**What you will do**
Give every line below again, exactly.

**Task input**

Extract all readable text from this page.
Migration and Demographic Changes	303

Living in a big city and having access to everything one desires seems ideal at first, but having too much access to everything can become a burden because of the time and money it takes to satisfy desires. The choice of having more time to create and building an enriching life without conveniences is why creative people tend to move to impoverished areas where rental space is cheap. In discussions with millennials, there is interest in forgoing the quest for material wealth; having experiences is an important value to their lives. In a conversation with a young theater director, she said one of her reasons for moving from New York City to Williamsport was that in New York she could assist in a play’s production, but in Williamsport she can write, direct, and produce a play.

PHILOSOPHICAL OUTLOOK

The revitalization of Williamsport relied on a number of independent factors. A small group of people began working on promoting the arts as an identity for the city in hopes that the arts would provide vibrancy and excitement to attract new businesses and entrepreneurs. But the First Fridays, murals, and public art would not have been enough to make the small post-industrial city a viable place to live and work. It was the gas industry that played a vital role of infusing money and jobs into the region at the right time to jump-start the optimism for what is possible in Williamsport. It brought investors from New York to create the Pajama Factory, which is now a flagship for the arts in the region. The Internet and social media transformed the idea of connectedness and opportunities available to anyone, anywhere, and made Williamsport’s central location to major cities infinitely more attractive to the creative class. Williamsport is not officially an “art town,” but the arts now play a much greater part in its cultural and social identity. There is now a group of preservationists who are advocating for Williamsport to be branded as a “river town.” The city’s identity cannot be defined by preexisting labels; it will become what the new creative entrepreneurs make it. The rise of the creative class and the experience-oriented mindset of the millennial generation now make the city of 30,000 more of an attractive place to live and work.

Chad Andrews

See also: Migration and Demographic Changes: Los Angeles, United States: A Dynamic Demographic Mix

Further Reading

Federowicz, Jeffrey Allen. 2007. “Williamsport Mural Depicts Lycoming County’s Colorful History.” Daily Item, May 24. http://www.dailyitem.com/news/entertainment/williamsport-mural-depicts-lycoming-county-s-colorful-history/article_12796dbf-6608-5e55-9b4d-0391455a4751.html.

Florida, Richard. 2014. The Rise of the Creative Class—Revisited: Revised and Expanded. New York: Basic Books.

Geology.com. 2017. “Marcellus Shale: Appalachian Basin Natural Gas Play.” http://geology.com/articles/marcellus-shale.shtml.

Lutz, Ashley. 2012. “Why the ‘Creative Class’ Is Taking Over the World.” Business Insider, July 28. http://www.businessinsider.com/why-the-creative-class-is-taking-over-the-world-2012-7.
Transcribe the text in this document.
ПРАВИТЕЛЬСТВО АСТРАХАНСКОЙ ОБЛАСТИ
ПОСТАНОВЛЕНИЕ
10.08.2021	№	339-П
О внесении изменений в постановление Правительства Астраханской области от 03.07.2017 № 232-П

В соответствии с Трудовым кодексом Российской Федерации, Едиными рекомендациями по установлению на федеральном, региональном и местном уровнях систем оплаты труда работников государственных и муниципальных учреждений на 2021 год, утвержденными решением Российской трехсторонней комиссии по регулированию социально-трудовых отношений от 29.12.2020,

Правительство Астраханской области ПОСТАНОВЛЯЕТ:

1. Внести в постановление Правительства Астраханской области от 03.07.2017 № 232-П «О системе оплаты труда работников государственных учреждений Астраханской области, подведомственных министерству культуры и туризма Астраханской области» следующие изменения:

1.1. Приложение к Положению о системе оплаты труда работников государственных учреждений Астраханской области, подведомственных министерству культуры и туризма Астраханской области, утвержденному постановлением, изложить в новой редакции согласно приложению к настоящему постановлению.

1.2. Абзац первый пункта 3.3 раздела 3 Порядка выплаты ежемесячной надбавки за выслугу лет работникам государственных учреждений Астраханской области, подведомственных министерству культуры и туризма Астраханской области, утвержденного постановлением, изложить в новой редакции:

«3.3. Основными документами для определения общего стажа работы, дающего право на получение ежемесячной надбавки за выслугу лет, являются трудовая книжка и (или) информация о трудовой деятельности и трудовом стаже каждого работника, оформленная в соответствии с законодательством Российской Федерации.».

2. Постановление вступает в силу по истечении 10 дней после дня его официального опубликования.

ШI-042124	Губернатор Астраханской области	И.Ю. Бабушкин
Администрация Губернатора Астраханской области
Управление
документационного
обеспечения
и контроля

**Solved problem**
Extract all readable text from this page.
Migration and Demographic Changes	303

Living in a big city and having access to everything one desires seems ideal at first, but having too much access to everything can become a burden because of the time and money it takes to satisfy desires. The choice of having more time to create and building an enriching life without conveniences is why creative people tend to move to impoverished areas where rental space is cheap. In discussions with millennials, there is interest in forgoing the quest for material wealth; having experiences is an important value to their lives. In a conversation with a young theater director, she said one of her reasons for moving from New York City to Williamsport was that in New York she could assist in a play’s production, but in Williamsport she can write, direct, and produce a play.

PHILOSOPHICAL OUTLOOK

The revitalization of Williamsport relied on a number of independent factors. A small group of people began working on promoting the arts as an identity for the city in hopes that the arts would provide vibrancy and excitement to attract new businesses and entrepreneurs. But the First Fridays, murals, and public art would not have been enough to make the small post-industrial city a viable place to live and work. It was the gas industry that played a vital role of infusing money and jobs into the region at the right time to jump-start the optimism for what is possible in Williamsport. It brought investors from New York to create the Pajama Factory, which is now a flagship for the arts in the region. The Internet and social media transformed the idea of connectedness and opportunities available to anyone, anywhere, and made Williamsport’s central location to major cities infinitely more attractive to the creative class. Williamsport is not officially an “art town,” but the arts now play a much greater part in its cultural and social identity. There is now a group of preservationists who are advocating for Williamsport to be branded as a “river town.” The city’s identity cannot be defined by preexisting labels; it will become what the new creative entrepreneurs make it. The rise of the creative class and the experience-oriented mindset of the millennial generation now make the city of 30,000 more of an attractive place to live and work.

Chad Andrews

See also: Migration and Demographic Changes: Los Angeles, United States: A Dynamic Demographic Mix

Further Reading

Federowicz, Jeffrey Allen. 2007. “Williamsport Mural Depicts Lycoming County’s Colorful History.” Daily Item, May 24. http://www.dailyitem.com/news/entertainment/williamsport-mural-depicts-lycoming-county-s-colorful-history/article_12796dbf-6608-5e55-9b4d-0391455a4751.html.

Florida, Richard. 2014. The Rise of the Creative Class—Revisited: Revised and Expanded. New York: Basic Books.

Geology.com. 2017. “Marcellus Shale: Appalachian Basin Natural Gas Play.” http://geology.com/articles/marcellus-shale.shtml.

Lutz, Ashley. 2012. “Why the ‘Creative Class’ Is Taking Over the World.” Business Insider, July 28. http://www.businessinsider.com/why-the-creative-class-is-taking-over-the-world-2012-7.
Transcribe the text in this document.
ПРАВИТЕЛЬСТВО АСТРАХАНСКОЙ ОБЛАСТИ
ПОСТАНОВЛЕНИЕ
10.08.2021	№	339-П
О внесении изменений в постановление Правительства Астраханской области от 03.07.2017 № 232-П

В соответствии с Трудовым кодексом Российской Федерации, Едиными рекомендациями по установлению на федеральном, региональном и местном уровнях систем оплаты труда работников государственных и муниципальных учреждений на 2021 год, утвержденными решением Российской трехсторонней комиссии по регулированию социально-трудовых отношений от 29.12.2020,

Правительство Астраханской области ПОСТАНОВЛЯЕТ:

1. Внести в постановление Правительства Астраханской области от 03.07.2017 № 232-П «О системе оплаты труда работников государственных учреждений Астраханской области, подведомственных министерству культуры и туризма Астраханской области» следующие изменения:

1.1. Приложение к Положению о системе оплаты труда работников государственных учреждений Астраханской области, подведомственных министерству культуры и туризма Астраханской области, утвержденному постановлением, изложить в новой редакции согласно приложению к настоящему постановлению.

1.2. Абзац первый пункта 3.3 раздела 3 Порядка выплаты ежемесячной надбавки за выслугу лет работникам государственных учреждений Астраханской области, подведомственных министерству культуры и туризма Астраханской области, утвержденного постановлением, изложить в новой редакции:

«3.3. Основными документами для определения общего стажа работы, дающего право на получение ежемесячной надбавки за выслугу лет, являются трудовая книжка и (или) информация о трудовой деятельности и трудовом стаже каждого работника, оформленная в соответствии с законодательством Российской Федерации.».

2. Постановление вступает в силу по истечении 10 дней после дня его официального опубликования.

ШI-042124	Губернатор Астраханской области	И.Ю. Бабушкин
Администрация Губернатора Астраханской области
Управление
документационного
обеспечения
и контроля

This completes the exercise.